TASK DETAILS
Please answer these from the text on the AP Physics writing workshop, one per line:
(a) In which courses does writing have special prominence?
(b) On what date did school close?
(c) How many free-response questions made up this year's AP Physics Exams?

TEXT
Please share thoughts on using Peer Instruction in the Virtual/Hybrid Classroom in the comments.

Covid-19 AP Physics Writing “Workshop”

Science teachers want students to think like scientists, write like scientists, and investigate like scientists. Writing has special prominence in AP Physics 1 and 2.

In order to learn to write like a scientist, students have to practice writing, get feedback, respond to the feedback, and revise their writing. Using an LMS and a few simple guiding principles can make that writing-feedback-revising cycle work in the classroom.

The Covid-19 Pandemic has caused a lot of changes in the lives of teenagers and their teachers this spring. School for us closed on March 12, and we went to online instruction through Google Classroom and Zoom meetings. The College Board elected to make all AP Exams online, 45 minute exams. The AP Physics Exams this year consisted of only two free-response questions. The questions could be answered completely by typing. None of the questions required drawings, diagrams, graphing, or derivations. In previous years, all of these tasks were very important parts of the AP exams. I spent a lot of time last year training my students to do them. Now, they were going to write about the tasks, and they were free to use notes, textbooks, or Google to help them answer the questions.

DATASET RECORDS

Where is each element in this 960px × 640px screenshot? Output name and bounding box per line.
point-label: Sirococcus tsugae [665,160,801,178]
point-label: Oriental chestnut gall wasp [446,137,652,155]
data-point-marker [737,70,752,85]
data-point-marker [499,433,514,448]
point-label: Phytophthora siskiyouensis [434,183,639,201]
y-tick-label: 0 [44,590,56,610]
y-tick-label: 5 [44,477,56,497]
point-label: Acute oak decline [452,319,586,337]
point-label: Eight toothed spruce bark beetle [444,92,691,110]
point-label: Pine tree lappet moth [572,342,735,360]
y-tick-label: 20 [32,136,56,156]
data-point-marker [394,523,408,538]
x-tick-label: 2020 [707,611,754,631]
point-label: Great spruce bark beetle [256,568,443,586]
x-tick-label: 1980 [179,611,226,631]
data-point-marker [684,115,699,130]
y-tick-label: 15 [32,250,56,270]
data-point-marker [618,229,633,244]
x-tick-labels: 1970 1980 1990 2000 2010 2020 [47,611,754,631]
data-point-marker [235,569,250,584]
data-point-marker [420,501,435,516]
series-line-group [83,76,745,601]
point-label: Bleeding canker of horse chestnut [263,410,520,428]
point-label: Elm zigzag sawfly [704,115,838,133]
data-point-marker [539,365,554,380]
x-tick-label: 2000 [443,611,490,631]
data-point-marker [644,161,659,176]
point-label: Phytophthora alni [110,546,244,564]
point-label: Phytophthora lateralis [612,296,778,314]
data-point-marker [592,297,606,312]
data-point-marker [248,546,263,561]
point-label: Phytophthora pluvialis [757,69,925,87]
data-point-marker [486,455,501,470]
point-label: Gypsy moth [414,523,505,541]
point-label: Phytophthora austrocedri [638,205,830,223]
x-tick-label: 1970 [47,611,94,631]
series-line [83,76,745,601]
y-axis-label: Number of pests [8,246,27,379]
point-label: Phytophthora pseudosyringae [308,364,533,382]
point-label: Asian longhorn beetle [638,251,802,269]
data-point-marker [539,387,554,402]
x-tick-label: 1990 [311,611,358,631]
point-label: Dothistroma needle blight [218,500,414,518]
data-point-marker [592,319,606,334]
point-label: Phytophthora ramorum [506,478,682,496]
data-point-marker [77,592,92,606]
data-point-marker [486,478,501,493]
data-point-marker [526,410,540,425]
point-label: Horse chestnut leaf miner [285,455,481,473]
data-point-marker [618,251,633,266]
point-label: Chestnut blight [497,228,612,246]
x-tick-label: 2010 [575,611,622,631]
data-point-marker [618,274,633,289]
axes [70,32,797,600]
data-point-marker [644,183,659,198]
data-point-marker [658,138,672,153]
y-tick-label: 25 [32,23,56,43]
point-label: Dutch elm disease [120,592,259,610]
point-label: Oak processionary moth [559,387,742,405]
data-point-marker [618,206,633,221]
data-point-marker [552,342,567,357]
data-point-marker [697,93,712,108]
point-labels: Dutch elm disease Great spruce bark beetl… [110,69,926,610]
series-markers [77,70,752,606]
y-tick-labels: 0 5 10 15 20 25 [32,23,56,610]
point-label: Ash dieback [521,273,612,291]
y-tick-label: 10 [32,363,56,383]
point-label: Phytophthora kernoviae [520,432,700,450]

ANSWER SECTION
(a) AP Physics 1 and 2
(b) March 12
(c) Two